Every entry must be given again exactly.

(begin)

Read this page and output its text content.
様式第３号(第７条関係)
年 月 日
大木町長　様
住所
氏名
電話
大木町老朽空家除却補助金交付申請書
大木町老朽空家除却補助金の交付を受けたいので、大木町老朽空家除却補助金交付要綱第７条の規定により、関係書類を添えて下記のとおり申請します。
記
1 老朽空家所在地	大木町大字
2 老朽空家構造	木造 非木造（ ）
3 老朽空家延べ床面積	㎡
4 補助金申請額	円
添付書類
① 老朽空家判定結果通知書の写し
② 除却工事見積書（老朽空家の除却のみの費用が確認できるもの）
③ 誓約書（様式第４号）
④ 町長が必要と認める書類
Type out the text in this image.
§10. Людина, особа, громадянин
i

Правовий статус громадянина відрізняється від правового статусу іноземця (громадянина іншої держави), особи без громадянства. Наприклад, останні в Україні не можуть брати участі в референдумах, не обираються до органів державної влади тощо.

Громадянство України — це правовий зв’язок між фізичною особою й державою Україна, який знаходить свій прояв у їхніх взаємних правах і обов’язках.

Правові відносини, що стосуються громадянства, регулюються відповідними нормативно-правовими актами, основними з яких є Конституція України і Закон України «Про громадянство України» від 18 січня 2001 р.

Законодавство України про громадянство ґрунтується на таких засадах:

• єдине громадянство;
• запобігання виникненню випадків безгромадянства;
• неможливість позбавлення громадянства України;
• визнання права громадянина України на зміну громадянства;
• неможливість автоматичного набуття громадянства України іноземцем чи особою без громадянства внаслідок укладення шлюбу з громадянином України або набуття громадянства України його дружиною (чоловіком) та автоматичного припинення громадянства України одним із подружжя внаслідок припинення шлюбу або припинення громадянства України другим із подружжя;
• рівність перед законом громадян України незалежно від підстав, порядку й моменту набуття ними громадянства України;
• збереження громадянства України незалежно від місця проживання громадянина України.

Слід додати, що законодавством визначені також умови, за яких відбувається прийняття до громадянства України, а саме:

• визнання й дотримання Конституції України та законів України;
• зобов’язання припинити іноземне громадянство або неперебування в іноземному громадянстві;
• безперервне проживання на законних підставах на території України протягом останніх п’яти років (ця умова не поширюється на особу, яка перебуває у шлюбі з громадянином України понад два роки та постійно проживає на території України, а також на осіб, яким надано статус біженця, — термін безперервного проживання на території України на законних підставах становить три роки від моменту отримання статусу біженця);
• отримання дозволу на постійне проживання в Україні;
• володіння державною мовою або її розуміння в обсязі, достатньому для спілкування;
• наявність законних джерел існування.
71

(end)

> _RESULT OF THE TASK_
Read this page and output its text content.
様式第３号(第７条関係)
年 月 日
大木町長　様
住所
氏名
電話
大木町老朽空家除却補助金交付申請書
大木町老朽空家除却補助金の交付を受けたいので、大木町老朽空家除却補助金交付要綱第７条の規定により、関係書類を添えて下記のとおり申請します。
記
1 老朽空家所在地	大木町大字
2 老朽空家構造	木造 非木造（ ）
3 老朽空家延べ床面積	㎡
4 補助金申請額	円
添付書類
① 老朽空家判定結果通知書の写し
② 除却工事見積書（老朽空家の除却のみの費用が確認できるもの）
③ 誓約書（様式第４号）
④ 町長が必要と認める書類
Type out the text in this image.
§10. Людина, особа, громадянин
i

Правовий статус громадянина відрізняється від правового статусу іноземця (громадянина іншої держави), особи без громадянства. Наприклад, останні в Україні не можуть брати участі в референдумах, не обираються до органів державної влади тощо.

Громадянство України — це правовий зв’язок між фізичною особою й державою Україна, який знаходить свій прояв у їхніх взаємних правах і обов’язках.

Правові відносини, що стосуються громадянства, регулюються відповідними нормативно-правовими актами, основними з яких є Конституція України і Закон України «Про громадянство України» від 18 січня 2001 р.

Законодавство України про громадянство ґрунтується на таких засадах:

• єдине громадянство;
• запобігання виникненню випадків безгромадянства;
• неможливість позбавлення громадянства України;
• визнання права громадянина України на зміну громадянства;
• неможливість автоматичного набуття громадянства України іноземцем чи особою без громадянства внаслідок укладення шлюбу з громадянином України або набуття громадянства України його дружиною (чоловіком) та автоматичного припинення громадянства України одним із подружжя внаслідок припинення шлюбу або припинення громадянства України другим із подружжя;
• рівність перед законом громадян України незалежно від підстав, порядку й моменту набуття ними громадянства України;
• збереження громадянства України незалежно від місця проживання громадянина України.

Слід додати, що законодавством визначені також умови, за яких відбувається прийняття до громадянства України, а саме:

• визнання й дотримання Конституції України та законів України;
• зобов’язання припинити іноземне громадянство або неперебування в іноземному громадянстві;
• безперервне проживання на законних підставах на території України протягом останніх п’яти років (ця умова не поширюється на особу, яка перебуває у шлюбі з громадянином України понад два роки та постійно проживає на території України, а також на осіб, яким надано статус біженця, — термін безперервного проживання на території України на законних підставах становить три роки від моменту отримання статусу біженця);
• отримання дозволу на постійне проживання в Україні;
• володіння державною мовою або її розуміння в обсязі, достатньому для спілкування;
• наявність законних джерел існування.
71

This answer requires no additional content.